● TO BE DONE
Write out the whole listing again, exactly.
* Start DATA TO USE *
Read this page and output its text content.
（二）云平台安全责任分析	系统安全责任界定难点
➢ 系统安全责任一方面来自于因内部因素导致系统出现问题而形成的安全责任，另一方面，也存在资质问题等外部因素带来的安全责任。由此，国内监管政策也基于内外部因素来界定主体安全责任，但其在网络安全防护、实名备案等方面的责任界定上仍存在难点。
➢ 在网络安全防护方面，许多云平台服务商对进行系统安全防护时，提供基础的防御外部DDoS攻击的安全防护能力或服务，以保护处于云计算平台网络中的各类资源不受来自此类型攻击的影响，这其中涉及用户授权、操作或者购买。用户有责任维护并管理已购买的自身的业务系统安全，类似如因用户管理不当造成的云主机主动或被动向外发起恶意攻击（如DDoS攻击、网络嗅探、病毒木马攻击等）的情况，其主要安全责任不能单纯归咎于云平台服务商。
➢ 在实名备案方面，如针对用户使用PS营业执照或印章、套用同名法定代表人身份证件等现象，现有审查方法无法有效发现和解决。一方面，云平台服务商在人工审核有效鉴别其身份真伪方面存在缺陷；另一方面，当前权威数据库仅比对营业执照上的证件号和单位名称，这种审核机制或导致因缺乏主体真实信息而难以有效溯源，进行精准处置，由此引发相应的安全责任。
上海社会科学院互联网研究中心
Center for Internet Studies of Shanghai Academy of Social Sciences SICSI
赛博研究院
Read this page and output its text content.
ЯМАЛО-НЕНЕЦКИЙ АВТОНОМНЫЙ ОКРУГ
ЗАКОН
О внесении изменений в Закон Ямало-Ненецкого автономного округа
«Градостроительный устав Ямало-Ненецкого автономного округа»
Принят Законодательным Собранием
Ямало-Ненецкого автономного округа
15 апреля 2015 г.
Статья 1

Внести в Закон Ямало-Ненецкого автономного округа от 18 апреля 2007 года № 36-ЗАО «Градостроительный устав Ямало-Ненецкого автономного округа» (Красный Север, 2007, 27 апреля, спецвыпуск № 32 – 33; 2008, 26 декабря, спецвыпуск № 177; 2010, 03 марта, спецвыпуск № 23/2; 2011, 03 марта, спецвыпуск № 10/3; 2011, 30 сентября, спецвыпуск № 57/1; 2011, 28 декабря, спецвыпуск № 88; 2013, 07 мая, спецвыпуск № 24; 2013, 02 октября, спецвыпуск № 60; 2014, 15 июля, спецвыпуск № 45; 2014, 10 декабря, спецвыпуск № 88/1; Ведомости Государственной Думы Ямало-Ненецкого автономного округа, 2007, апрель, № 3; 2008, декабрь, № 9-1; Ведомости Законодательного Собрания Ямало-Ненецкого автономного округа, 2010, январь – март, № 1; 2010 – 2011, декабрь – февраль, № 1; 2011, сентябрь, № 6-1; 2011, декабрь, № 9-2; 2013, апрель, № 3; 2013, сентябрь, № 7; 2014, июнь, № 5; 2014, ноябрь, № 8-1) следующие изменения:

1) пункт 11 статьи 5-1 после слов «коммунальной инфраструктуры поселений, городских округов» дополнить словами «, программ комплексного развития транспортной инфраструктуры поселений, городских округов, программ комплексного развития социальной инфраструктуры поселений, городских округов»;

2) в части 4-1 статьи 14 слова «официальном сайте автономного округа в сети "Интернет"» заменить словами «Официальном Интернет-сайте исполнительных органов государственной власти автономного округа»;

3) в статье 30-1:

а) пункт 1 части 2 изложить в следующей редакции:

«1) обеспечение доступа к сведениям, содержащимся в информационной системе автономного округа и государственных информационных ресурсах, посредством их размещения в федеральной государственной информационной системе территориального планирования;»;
* End DATA TO USE *
● OUTPUT OF THE EXERCISE
Read this page and output its text content.
（二）云平台安全责任分析	系统安全责任界定难点
➢ 系统安全责任一方面来自于因内部因素导致系统出现问题而形成的安全责任，另一方面，也存在资质问题等外部因素带来的安全责任。由此，国内监管政策也基于内外部因素来界定主体安全责任，但其在网络安全防护、实名备案等方面的责任界定上仍存在难点。
➢ 在网络安全防护方面，许多云平台服务商对进行系统安全防护时，提供基础的防御外部DDoS攻击的安全防护能力或服务，以保护处于云计算平台网络中的各类资源不受来自此类型攻击的影响，这其中涉及用户授权、操作或者购买。用户有责任维护并管理已购买的自身的业务系统安全，类似如因用户管理不当造成的云主机主动或被动向外发起恶意攻击（如DDoS攻击、网络嗅探、病毒木马攻击等）的情况，其主要安全责任不能单纯归咎于云平台服务商。
➢ 在实名备案方面，如针对用户使用PS营业执照或印章、套用同名法定代表人身份证件等现象，现有审查方法无法有效发现和解决。一方面，云平台服务商在人工审核有效鉴别其身份真伪方面存在缺陷；另一方面，当前权威数据库仅比对营业执照上的证件号和单位名称，这种审核机制或导致因缺乏主体真实信息而难以有效溯源，进行精准处置，由此引发相应的安全责任。
上海社会科学院互联网研究中心
Center for Internet Studies of Shanghai Academy of Social Sciences SICSI
赛博研究院
Read this page and output its text content.
ЯМАЛО-НЕНЕЦКИЙ АВТОНОМНЫЙ ОКРУГ
ЗАКОН
О внесении изменений в Закон Ямало-Ненецкого автономного округа
«Градостроительный устав Ямало-Ненецкого автономного округа»
Принят Законодательным Собранием
Ямало-Ненецкого автономного округа
15 апреля 2015 г.
Статья 1

Внести в Закон Ямало-Ненецкого автономного округа от 18 апреля 2007 года № 36-ЗАО «Градостроительный устав Ямало-Ненецкого автономного округа» (Красный Север, 2007, 27 апреля, спецвыпуск № 32 – 33; 2008, 26 декабря, спецвыпуск № 177; 2010, 03 марта, спецвыпуск № 23/2; 2011, 03 марта, спецвыпуск № 10/3; 2011, 30 сентября, спецвыпуск № 57/1; 2011, 28 декабря, спецвыпуск № 88; 2013, 07 мая, спецвыпуск № 24; 2013, 02 октября, спецвыпуск № 60; 2014, 15 июля, спецвыпуск № 45; 2014, 10 декабря, спецвыпуск № 88/1; Ведомости Государственной Думы Ямало-Ненецкого автономного округа, 2007, апрель, № 3; 2008, декабрь, № 9-1; Ведомости Законодательного Собрания Ямало-Ненецкого автономного округа, 2010, январь – март, № 1; 2010 – 2011, декабрь – февраль, № 1; 2011, сентябрь, № 6-1; 2011, декабрь, № 9-2; 2013, апрель, № 3; 2013, сентябрь, № 7; 2014, июнь, № 5; 2014, ноябрь, № 8-1) следующие изменения:

1) пункт 11 статьи 5-1 после слов «коммунальной инфраструктуры поселений, городских округов» дополнить словами «, программ комплексного развития транспортной инфраструктуры поселений, городских округов, программ комплексного развития социальной инфраструктуры поселений, городских округов»;

2) в части 4-1 статьи 14 слова «официальном сайте автономного округа в сети "Интернет"» заменить словами «Официальном Интернет-сайте исполнительных органов государственной власти автономного округа»;

3) в статье 30-1:

а) пункт 1 части 2 изложить в следующей редакции:

«1) обеспечение доступа к сведениям, содержащимся в информационной системе автономного округа и государственных информационных ресурсах, посредством их размещения в федеральной государственной информационной системе территориального планирования;»;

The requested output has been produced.